• _Written task_: Lines that contain the string "xlabel" are to be copied; leave out all others.

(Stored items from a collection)
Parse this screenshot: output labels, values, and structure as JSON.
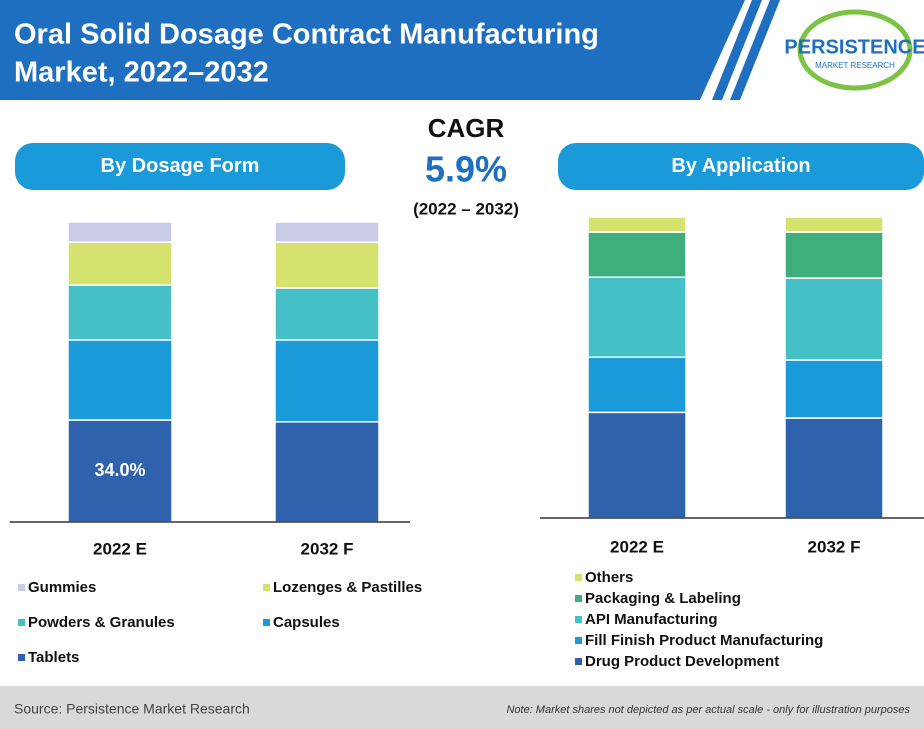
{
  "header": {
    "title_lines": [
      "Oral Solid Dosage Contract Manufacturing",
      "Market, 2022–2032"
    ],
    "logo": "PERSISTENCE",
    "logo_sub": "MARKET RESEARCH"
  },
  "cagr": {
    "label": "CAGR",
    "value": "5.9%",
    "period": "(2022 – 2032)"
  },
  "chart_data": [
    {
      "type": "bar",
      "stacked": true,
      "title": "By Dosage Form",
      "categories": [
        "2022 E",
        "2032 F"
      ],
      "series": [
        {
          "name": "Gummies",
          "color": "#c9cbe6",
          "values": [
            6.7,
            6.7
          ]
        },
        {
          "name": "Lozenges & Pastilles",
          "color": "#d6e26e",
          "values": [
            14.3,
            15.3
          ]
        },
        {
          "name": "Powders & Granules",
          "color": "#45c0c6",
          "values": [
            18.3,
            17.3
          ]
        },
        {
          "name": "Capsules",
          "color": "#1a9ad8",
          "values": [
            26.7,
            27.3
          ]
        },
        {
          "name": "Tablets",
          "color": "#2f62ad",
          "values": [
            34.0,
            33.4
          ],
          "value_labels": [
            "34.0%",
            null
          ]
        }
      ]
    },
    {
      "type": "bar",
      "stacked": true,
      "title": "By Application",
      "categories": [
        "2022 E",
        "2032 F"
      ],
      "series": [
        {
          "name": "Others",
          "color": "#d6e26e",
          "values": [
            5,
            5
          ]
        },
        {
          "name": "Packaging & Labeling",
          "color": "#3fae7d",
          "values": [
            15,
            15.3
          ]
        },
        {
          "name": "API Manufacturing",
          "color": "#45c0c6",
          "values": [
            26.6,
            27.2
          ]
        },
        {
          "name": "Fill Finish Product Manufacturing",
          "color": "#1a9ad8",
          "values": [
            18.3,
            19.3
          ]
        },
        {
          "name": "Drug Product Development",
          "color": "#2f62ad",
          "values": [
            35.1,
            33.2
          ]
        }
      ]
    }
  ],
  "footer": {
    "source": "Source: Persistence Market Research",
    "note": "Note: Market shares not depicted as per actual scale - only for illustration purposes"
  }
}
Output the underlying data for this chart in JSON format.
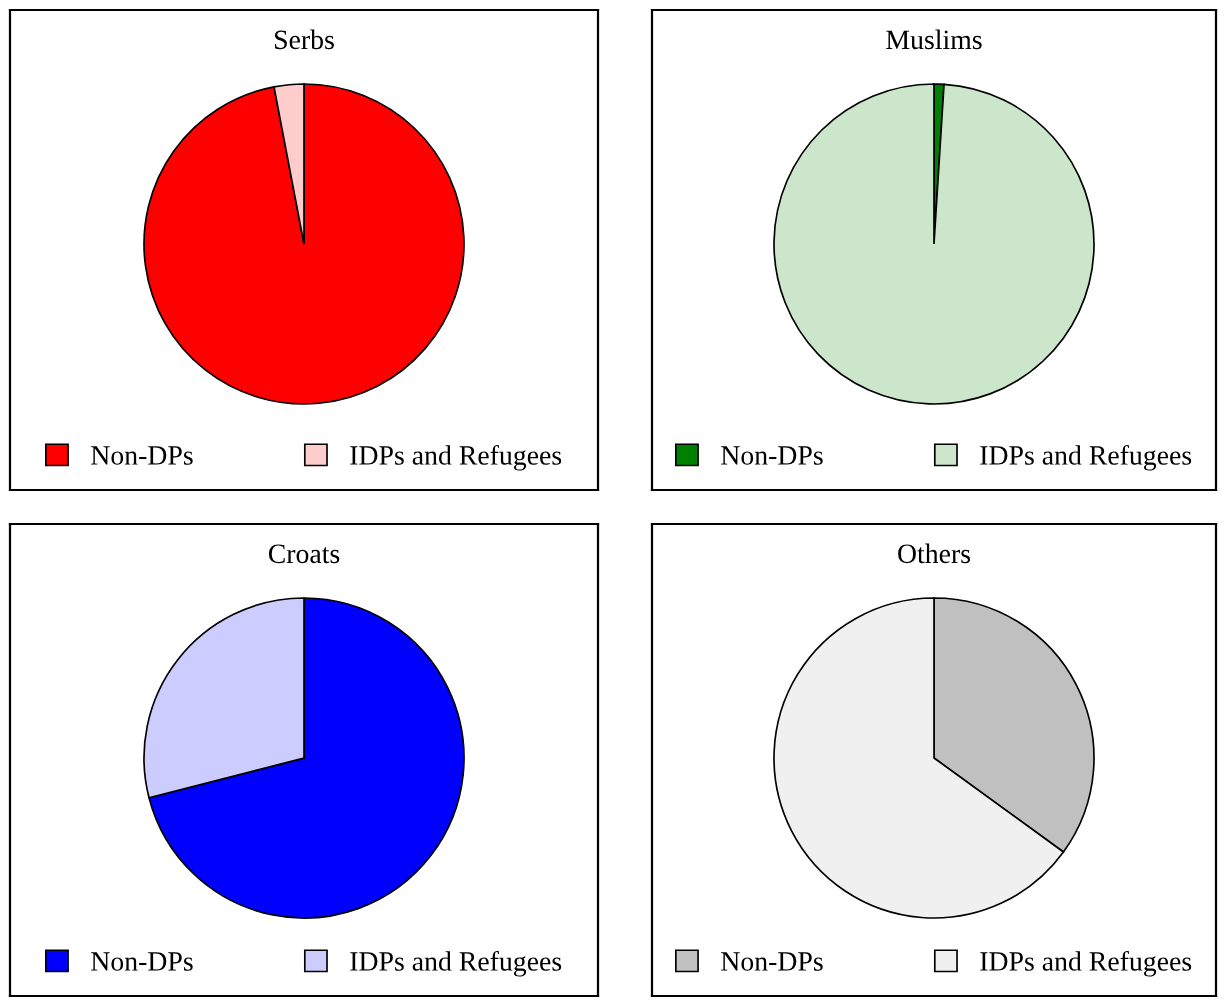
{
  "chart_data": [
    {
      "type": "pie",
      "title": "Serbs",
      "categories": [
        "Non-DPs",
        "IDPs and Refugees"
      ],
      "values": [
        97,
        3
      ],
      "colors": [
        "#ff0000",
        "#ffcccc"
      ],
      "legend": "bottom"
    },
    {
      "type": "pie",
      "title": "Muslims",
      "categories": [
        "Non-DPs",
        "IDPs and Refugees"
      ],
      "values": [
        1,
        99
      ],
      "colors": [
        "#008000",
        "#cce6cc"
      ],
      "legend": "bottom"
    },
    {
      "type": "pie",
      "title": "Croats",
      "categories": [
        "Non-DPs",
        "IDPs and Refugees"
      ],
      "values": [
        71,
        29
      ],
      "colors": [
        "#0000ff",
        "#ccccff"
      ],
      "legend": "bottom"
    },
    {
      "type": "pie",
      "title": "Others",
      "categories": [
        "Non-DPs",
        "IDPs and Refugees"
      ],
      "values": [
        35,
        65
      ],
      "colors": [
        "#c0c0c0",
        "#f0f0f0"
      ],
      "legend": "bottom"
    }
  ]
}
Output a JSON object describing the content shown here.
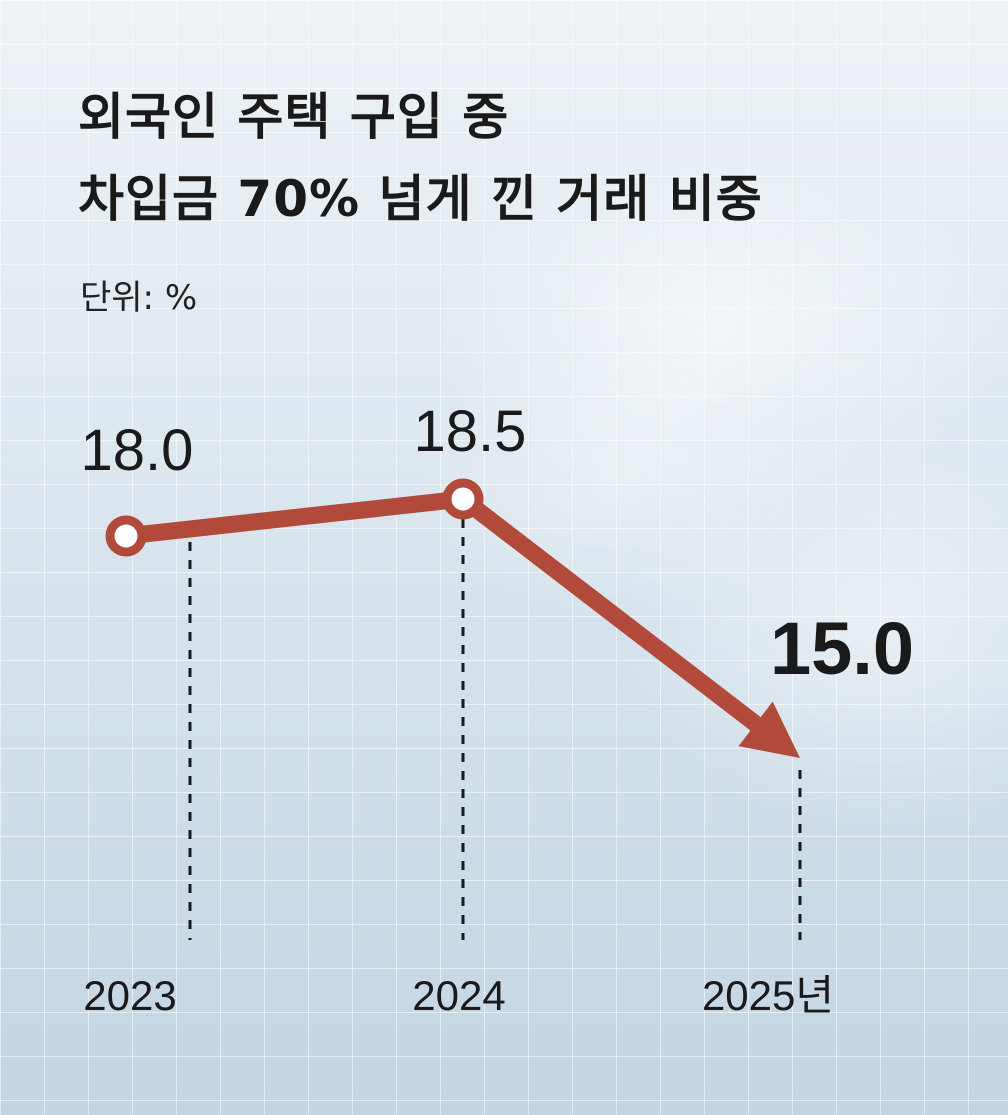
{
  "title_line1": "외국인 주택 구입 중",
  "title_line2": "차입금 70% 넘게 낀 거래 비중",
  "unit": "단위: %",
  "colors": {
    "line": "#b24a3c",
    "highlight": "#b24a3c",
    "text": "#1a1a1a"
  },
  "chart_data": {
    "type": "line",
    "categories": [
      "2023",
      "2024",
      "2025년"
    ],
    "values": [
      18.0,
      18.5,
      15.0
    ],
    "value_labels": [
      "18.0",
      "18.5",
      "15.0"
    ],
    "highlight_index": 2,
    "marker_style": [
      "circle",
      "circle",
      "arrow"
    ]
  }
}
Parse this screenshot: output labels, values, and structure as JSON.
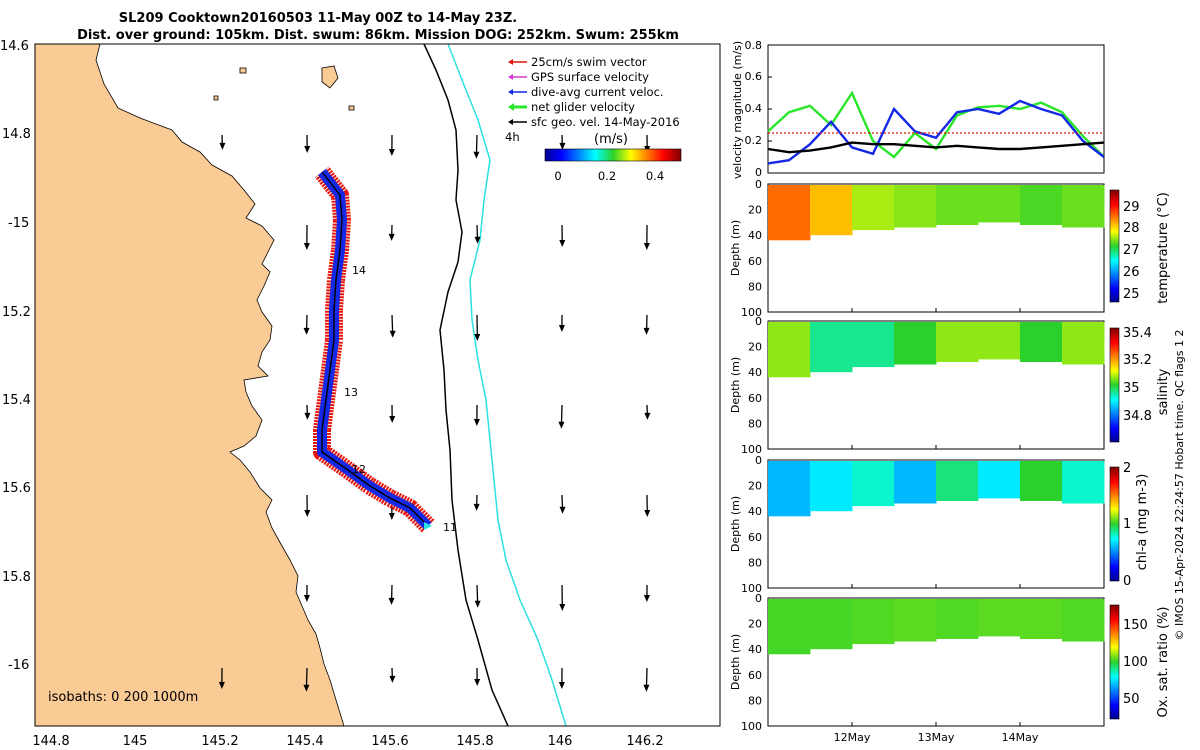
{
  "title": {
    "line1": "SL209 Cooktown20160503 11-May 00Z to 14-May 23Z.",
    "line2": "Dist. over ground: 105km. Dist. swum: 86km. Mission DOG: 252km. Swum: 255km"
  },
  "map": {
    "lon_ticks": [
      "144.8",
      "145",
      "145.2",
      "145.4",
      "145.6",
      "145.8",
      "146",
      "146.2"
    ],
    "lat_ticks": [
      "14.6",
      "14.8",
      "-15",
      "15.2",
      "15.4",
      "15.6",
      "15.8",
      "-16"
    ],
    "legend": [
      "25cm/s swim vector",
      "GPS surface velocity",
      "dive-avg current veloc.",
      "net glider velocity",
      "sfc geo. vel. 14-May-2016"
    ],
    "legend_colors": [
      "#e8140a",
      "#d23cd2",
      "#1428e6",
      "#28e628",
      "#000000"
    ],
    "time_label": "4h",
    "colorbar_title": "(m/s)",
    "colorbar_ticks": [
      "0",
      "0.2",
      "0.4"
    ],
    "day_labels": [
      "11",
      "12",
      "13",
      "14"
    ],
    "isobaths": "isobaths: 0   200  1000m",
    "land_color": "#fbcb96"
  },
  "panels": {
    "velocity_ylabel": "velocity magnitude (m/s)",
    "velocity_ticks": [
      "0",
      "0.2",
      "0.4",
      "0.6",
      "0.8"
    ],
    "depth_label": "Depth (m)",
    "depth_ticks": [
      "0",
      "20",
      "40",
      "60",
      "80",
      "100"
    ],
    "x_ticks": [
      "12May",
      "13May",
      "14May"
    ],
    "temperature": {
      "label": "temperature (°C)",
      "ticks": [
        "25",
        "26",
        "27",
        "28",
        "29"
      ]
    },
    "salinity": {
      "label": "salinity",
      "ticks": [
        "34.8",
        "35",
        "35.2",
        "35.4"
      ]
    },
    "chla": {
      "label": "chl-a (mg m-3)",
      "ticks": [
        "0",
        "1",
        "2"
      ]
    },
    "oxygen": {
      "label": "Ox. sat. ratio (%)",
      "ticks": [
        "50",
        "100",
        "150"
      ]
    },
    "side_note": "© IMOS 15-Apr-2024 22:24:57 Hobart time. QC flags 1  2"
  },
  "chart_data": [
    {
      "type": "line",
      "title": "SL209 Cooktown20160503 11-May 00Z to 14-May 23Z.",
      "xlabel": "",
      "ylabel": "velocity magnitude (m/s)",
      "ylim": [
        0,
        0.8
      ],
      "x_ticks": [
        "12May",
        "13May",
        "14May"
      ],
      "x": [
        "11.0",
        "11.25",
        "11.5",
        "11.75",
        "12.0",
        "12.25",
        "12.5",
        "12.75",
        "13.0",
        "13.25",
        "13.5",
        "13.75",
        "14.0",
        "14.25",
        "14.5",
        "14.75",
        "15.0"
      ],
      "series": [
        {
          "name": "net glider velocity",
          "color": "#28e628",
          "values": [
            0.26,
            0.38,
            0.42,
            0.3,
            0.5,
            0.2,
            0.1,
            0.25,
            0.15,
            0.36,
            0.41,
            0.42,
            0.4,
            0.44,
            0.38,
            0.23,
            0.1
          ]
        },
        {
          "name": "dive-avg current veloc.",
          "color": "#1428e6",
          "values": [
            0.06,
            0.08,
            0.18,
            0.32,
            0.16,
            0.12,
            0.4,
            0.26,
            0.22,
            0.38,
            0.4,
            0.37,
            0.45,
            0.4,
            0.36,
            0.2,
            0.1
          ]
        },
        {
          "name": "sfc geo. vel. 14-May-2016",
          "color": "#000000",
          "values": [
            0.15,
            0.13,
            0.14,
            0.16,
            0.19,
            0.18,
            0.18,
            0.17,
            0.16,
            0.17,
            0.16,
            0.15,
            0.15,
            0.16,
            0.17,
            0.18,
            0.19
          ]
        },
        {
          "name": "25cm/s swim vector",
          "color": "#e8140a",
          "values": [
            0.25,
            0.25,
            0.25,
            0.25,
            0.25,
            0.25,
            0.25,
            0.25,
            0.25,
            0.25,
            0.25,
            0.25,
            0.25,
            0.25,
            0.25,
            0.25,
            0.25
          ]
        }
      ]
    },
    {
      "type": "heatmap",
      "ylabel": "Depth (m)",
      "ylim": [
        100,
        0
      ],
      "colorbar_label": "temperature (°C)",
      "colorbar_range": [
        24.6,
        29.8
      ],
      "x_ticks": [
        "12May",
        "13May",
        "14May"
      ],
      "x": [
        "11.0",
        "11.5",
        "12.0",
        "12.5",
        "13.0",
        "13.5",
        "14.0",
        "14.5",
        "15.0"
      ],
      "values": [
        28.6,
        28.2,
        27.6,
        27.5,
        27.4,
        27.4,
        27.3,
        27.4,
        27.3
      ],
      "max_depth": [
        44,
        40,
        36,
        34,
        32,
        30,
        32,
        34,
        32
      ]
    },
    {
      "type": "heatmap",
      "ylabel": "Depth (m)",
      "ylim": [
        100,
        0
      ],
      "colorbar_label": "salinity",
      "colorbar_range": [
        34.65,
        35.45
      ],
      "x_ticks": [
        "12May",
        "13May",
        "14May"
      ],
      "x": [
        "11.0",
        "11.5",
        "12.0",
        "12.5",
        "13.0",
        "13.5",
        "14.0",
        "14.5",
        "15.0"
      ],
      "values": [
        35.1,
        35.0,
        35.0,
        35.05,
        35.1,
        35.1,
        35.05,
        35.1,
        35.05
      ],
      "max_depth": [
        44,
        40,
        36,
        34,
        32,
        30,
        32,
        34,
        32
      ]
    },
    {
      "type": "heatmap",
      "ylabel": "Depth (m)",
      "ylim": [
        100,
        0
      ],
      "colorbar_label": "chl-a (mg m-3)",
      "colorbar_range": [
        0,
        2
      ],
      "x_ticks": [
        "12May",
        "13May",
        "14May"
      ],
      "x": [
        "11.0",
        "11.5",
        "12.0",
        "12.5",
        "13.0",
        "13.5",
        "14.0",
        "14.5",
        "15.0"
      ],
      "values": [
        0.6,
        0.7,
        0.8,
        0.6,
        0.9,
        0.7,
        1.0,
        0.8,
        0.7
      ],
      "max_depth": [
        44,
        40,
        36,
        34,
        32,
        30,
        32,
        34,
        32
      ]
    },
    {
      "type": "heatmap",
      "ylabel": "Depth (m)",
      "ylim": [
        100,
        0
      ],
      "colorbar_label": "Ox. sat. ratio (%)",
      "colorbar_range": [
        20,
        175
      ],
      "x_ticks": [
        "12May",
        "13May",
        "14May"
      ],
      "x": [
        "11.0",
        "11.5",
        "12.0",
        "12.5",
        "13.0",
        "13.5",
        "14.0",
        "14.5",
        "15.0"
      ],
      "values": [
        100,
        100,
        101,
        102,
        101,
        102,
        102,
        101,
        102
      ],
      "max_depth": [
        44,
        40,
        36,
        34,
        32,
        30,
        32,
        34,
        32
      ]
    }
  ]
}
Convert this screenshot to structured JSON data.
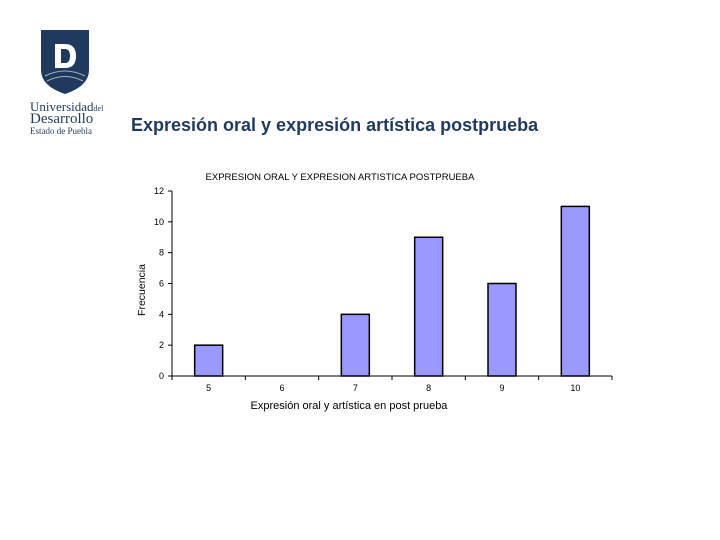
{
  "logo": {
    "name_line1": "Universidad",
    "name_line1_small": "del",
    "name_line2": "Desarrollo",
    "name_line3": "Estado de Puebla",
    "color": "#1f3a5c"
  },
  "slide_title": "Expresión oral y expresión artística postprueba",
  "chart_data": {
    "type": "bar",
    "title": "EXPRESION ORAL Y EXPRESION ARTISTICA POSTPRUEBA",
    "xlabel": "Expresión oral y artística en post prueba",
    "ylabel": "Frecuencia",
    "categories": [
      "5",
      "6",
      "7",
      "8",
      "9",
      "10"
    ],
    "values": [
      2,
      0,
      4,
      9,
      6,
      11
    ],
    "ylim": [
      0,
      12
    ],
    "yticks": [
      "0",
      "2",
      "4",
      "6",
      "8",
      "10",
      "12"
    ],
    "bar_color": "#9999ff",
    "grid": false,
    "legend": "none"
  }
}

• _Expected answer_:
      "xlabel": "",
    "xlabel": "Expresión oral y artística en post prueba",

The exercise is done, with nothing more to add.